* [ЗАДАНИЕ 1]: Определите, согласуются ли с исходным отрывком три утверждения: (а) ромб был вырезан на руке убитого красноармейца между кистью и локтем; (б) Кропачев подробно объяснил в газете значение ромба; (в) шаманку похоронили лицом вверх. На каждое ответьте «да» или «нет» и приведите решающие слова отрывка дословной цитатой.
* [ЗАДАНИЕ 2]: Кто, согласно исходному отрывку, распорядился похоронить убитых красноармейцев, лежавших в амбаре?

━━ ИСХОДНЫЙ ОТРЫВОК ━━

Попов пригласил Кропачева в дом и начал показывать ему свои рисунки, поясняя: «Вот якутская орнаментика и различная резьба… Вот могила знаменитой дюпсинской злой шаманки, умершей триста лет назад и положенной вниз лицом, чтобы не встала».
Туземные суеверия не волновали юного комиссара, но с одним из элементов якутского геометрического орнамента он позже столкнулся при невеселых обстоятельствах. Эту деталь традиционной резьбы по дереву и металлу Кропачев видел не на седле и не на кубке для кумыса, а на мертвом красноармейце, убитом в стычке с артемьевцами, а потом лежавшем в амбаре вместе с другими, пока Строд не распорядился их похоронить. На руке у него, между кистью и локтем, ножом вырезан был большой ромб.
В газете Кропачев упомянул об этом как о чем-то не требующем специальных пояснений. Очевидно, случай был заурядный. Ромб – знак женской вульвы, о чем, надо полагать, Кропачеву было известно, хотя вряд ли он знал, что это еще и древний символ плодородия. Судя по интонации, с какой он повествует о страшной находке, ему доводилось слышать, что такие ромбы попадаются на телах убитых повстанцами красноармейцев, но для чего именно их вырезали, неясно. Толковать смысл этой меты можно по-разному – от демонстрации презрения к уподобляемому женщине врагу до стремления магическим способом избежать мести покойного. Мир, в котором возможны подобные вещи, Попову, конечно, был ближе и понятнее, чем его гостю.
Он продолжал показывать свои зарисовки, но Кропачев, больше интересовавшийся текущим политическим моментом, чем этнографией, выразил пожелание, чтобы Попов «в художественных образах дал картину бандитского движения».

━━━
━━ ИСХОДНЫЙ ЛИСТИНГ ━━

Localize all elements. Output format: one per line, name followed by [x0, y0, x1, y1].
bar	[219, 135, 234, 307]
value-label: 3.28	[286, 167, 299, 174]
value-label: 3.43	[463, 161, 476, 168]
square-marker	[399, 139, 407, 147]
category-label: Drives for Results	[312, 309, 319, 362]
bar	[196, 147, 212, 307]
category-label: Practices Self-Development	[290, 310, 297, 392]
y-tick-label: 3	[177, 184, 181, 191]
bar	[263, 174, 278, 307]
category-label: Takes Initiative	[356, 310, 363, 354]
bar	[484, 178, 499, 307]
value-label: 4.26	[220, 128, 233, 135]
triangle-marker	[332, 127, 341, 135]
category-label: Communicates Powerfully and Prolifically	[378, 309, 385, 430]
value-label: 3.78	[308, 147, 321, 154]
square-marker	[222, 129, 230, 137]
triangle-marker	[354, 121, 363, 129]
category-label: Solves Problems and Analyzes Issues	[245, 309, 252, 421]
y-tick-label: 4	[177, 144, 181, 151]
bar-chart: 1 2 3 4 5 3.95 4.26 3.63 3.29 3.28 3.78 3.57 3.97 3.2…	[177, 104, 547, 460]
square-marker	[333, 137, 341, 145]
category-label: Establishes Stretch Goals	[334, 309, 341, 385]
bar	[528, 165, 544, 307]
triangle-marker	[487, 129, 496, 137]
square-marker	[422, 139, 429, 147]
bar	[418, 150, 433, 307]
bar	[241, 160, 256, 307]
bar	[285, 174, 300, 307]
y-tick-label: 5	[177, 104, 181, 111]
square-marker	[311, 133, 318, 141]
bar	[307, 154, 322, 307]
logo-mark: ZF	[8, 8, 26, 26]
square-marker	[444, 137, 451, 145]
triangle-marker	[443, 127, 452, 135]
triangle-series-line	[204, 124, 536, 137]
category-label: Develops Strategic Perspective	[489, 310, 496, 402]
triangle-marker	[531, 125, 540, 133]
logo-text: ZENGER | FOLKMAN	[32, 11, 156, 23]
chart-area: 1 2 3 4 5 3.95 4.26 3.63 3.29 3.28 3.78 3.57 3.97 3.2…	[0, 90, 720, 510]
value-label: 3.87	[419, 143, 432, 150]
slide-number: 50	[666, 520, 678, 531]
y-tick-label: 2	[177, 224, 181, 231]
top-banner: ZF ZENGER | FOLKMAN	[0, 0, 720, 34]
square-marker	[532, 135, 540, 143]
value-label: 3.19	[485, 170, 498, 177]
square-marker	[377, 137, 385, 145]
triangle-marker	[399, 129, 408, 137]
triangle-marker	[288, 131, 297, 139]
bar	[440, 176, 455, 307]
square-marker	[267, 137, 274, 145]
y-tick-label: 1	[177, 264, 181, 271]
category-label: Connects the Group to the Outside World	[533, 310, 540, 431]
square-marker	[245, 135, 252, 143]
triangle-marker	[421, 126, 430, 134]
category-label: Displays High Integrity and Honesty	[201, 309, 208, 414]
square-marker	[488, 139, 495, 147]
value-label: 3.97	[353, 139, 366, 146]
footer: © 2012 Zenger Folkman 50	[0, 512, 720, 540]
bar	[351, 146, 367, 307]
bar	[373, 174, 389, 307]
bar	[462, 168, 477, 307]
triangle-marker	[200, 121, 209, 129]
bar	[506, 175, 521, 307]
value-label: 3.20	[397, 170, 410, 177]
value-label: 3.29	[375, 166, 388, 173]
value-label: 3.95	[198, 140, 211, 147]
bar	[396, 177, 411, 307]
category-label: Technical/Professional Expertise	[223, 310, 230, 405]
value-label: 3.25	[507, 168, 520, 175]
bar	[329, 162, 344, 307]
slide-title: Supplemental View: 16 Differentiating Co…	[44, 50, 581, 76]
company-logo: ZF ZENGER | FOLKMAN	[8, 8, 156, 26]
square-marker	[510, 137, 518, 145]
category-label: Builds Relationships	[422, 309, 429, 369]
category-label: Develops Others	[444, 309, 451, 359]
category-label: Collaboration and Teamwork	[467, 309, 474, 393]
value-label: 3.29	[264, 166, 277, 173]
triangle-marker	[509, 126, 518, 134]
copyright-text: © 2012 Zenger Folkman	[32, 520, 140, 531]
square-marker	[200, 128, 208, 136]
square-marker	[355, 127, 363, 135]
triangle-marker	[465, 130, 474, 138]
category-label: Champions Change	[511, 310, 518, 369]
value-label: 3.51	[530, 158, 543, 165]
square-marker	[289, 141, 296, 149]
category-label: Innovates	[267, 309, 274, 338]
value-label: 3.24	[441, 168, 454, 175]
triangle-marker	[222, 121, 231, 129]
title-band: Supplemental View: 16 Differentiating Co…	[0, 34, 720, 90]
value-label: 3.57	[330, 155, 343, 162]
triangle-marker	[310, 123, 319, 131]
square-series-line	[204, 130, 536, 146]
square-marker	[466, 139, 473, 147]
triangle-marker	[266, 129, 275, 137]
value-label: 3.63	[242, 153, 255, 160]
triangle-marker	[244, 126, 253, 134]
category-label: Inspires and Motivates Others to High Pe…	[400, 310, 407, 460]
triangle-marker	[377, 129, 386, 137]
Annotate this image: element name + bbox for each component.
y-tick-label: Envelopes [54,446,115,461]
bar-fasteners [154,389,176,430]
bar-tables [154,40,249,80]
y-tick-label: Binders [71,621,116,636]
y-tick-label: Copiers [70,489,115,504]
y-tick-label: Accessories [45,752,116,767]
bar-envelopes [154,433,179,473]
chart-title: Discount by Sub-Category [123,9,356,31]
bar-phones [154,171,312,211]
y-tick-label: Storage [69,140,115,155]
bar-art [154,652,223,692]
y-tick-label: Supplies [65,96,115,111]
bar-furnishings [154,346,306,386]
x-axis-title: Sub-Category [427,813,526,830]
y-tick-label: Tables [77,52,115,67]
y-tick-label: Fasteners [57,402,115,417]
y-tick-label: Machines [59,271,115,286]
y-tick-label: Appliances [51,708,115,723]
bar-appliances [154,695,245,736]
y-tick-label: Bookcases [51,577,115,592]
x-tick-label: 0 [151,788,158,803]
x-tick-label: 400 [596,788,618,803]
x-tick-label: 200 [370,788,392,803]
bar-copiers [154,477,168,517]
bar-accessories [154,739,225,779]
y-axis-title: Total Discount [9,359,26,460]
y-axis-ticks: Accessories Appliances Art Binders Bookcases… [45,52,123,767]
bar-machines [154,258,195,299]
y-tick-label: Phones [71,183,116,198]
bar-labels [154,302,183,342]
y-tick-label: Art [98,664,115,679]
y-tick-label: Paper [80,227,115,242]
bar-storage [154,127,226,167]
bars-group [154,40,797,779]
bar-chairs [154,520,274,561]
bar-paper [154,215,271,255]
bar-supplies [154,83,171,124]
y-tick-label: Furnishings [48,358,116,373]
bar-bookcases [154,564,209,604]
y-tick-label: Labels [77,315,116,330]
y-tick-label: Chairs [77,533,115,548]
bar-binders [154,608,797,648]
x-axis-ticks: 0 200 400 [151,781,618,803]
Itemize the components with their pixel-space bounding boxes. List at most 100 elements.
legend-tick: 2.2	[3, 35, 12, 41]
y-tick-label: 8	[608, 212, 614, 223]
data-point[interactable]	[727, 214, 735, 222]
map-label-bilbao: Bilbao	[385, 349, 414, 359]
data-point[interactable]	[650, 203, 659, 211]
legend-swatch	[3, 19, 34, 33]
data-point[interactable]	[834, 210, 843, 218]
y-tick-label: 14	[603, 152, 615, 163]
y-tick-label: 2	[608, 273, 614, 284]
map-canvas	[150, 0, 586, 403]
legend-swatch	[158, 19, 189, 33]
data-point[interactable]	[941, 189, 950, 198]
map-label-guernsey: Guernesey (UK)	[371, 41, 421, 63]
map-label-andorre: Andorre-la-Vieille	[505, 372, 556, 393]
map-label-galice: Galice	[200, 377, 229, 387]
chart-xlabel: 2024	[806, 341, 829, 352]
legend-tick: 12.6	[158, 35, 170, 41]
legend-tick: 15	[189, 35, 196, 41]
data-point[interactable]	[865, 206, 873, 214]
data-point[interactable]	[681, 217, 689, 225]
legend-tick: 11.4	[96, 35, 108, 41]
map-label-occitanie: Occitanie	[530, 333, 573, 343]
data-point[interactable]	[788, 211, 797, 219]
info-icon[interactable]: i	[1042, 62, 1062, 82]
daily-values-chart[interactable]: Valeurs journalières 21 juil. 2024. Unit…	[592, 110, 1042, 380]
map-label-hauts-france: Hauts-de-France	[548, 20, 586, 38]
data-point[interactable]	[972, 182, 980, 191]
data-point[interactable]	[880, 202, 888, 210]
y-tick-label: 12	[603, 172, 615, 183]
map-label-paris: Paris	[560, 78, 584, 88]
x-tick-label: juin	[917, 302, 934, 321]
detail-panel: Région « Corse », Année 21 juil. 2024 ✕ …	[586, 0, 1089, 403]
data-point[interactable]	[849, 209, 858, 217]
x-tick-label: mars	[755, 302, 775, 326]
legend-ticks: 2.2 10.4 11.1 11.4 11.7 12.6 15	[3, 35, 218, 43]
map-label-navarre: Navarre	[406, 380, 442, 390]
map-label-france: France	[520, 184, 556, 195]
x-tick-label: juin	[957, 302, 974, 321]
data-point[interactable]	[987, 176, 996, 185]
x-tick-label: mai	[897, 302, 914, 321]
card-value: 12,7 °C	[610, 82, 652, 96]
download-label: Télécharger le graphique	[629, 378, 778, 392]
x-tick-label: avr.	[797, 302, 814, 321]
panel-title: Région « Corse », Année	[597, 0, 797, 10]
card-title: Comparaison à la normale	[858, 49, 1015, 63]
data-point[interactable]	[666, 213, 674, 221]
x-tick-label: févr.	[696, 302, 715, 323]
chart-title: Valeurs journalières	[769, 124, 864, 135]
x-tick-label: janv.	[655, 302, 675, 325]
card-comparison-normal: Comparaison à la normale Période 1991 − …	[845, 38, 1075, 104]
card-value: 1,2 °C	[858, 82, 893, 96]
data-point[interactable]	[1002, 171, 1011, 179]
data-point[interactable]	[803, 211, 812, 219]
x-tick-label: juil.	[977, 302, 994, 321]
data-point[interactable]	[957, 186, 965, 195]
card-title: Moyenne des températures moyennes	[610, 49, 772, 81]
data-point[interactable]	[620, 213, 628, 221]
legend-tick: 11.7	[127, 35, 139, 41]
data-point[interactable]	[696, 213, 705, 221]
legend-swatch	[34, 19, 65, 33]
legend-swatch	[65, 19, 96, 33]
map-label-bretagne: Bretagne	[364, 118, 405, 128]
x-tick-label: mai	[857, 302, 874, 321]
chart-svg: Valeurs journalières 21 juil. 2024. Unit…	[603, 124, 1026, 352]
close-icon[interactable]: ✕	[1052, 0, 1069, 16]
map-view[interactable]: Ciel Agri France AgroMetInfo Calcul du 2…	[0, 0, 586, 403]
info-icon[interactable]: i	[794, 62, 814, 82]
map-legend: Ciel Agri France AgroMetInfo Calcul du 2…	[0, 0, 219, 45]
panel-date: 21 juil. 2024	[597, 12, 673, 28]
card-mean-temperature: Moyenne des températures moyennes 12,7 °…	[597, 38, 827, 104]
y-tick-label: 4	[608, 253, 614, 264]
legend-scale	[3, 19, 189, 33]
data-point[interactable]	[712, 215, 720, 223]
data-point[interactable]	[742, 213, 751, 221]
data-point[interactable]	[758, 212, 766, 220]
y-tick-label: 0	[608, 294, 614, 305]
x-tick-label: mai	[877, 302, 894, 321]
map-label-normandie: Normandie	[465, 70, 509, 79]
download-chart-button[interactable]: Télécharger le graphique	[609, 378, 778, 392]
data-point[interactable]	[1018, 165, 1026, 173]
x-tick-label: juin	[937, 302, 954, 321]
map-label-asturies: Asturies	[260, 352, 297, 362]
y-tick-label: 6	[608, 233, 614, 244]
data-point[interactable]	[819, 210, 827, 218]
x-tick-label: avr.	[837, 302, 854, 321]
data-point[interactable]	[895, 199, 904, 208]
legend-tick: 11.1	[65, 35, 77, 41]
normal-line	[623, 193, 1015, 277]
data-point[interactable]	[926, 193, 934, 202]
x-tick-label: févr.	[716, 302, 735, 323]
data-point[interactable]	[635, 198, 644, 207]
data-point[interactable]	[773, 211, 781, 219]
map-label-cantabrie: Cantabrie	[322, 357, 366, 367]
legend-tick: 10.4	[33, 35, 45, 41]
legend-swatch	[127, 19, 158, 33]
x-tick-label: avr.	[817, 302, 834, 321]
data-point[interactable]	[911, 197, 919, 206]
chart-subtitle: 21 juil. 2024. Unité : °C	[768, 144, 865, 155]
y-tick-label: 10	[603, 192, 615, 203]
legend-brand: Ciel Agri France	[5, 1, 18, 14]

━━━

* [РЕШЕНИЕ 1]:
(а) Да: «На руке у него, между кистью и локтем, ножом вырезан был большой ромб».
(б) Нет: «В газете Кропачев упомянул об этом как о чем-то не требующем специальных пояснений».
(в) Нет: «положенной вниз лицом, чтобы не встала».

* [РЕШЕНИЕ 2]: Строд.